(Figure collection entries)
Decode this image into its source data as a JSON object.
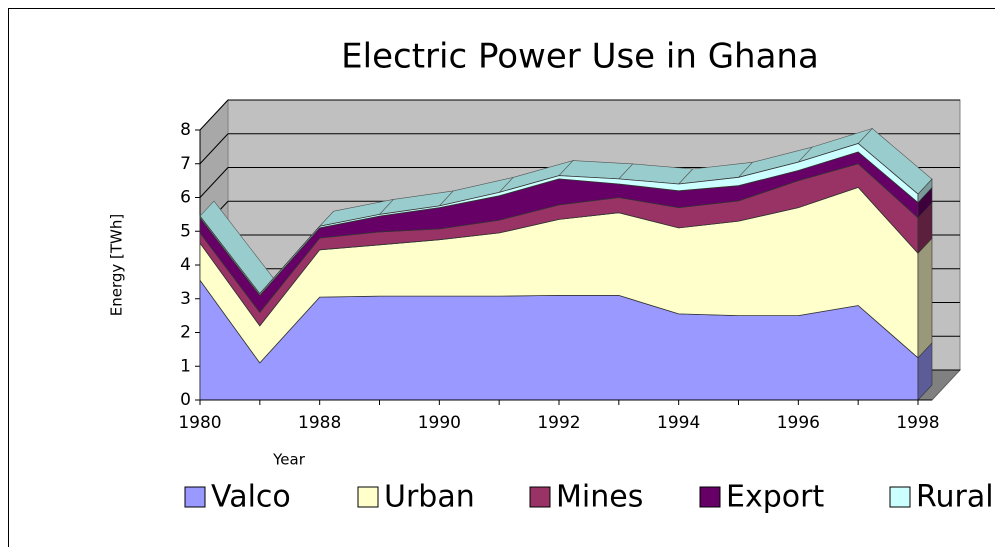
{
  "chart_data": {
    "type": "area",
    "stacked": true,
    "title": "Electric Power Use in Ghana",
    "x_label": "Year",
    "y_label": "Energy [TWh]",
    "categories": [
      "1980",
      null,
      "1988",
      null,
      "1990",
      null,
      "1992",
      null,
      "1994",
      null,
      "1996",
      null,
      "1998"
    ],
    "series": [
      {
        "name": "Valco",
        "color": "#9999ff",
        "values": [
          3.55,
          1.1,
          3.05,
          3.08,
          3.08,
          3.08,
          3.1,
          3.1,
          2.55,
          2.5,
          2.5,
          2.8,
          1.25
        ]
      },
      {
        "name": "Urban",
        "color": "#ffffcc",
        "values": [
          1.1,
          1.1,
          1.4,
          1.52,
          1.67,
          1.87,
          2.25,
          2.45,
          2.55,
          2.8,
          3.2,
          3.5,
          3.1
        ]
      },
      {
        "name": "Mines",
        "color": "#993366",
        "values": [
          0.3,
          0.4,
          0.35,
          0.38,
          0.32,
          0.38,
          0.43,
          0.45,
          0.6,
          0.6,
          0.8,
          0.7,
          1.05
        ]
      },
      {
        "name": "Export",
        "color": "#660066",
        "values": [
          0.45,
          0.5,
          0.3,
          0.47,
          0.63,
          0.72,
          0.77,
          0.4,
          0.5,
          0.45,
          0.3,
          0.35,
          0.45
        ]
      },
      {
        "name": "Rural",
        "color": "#ccffff",
        "values": [
          0.05,
          0.05,
          0.05,
          0.05,
          0.05,
          0.1,
          0.1,
          0.15,
          0.2,
          0.25,
          0.25,
          0.25,
          0.25
        ]
      }
    ],
    "ylim": [
      0,
      8
    ],
    "yticks": [
      0,
      1,
      2,
      3,
      4,
      5,
      6,
      7,
      8
    ],
    "grid": true,
    "legend": "bottom"
  }
}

• WHAT YOU HAVE TO DO: Output the data exactly. Pictures don't belong in the result.

• SOLUTION:
Decode this image into its source data as a JSON object.
{
  "chart_data": {
    "type": "area",
    "stacked": true,
    "title": "Electric Power Use in Ghana",
    "x_label": "Year",
    "y_label": "Energy [TWh]",
    "categories": [
      "1980",
      null,
      "1988",
      null,
      "1990",
      null,
      "1992",
      null,
      "1994",
      null,
      "1996",
      null,
      "1998"
    ],
    "series": [
      {
        "name": "Valco",
        "color": "#9999ff",
        "values": [
          3.55,
          1.1,
          3.05,
          3.08,
          3.08,
          3.08,
          3.1,
          3.1,
          2.55,
          2.5,
          2.5,
          2.8,
          1.25
        ]
      },
      {
        "name": "Urban",
        "color": "#ffffcc",
        "values": [
          1.1,
          1.1,
          1.4,
          1.52,
          1.67,
          1.87,
          2.25,
          2.45,
          2.55,
          2.8,
          3.2,
          3.5,
          3.1
        ]
      },
      {
        "name": "Mines",
        "color": "#993366",
        "values": [
          0.3,
          0.4,
          0.35,
          0.38,
          0.32,
          0.38,
          0.43,
          0.45,
          0.6,
          0.6,
          0.8,
          0.7,
          1.05
        ]
      },
      {
        "name": "Export",
        "color": "#660066",
        "values": [
          0.45,
          0.5,
          0.3,
          0.47,
          0.63,
          0.72,
          0.77,
          0.4,
          0.5,
          0.45,
          0.3,
          0.35,
          0.45
        ]
      },
      {
        "name": "Rural",
        "color": "#ccffff",
        "values": [
          0.05,
          0.05,
          0.05,
          0.05,
          0.05,
          0.1,
          0.1,
          0.15,
          0.2,
          0.25,
          0.25,
          0.25,
          0.25
        ]
      }
    ],
    "ylim": [
      0,
      8
    ],
    "yticks": [
      0,
      1,
      2,
      3,
      4,
      5,
      6,
      7,
      8
    ],
    "grid": true,
    "legend": "bottom"
  }
}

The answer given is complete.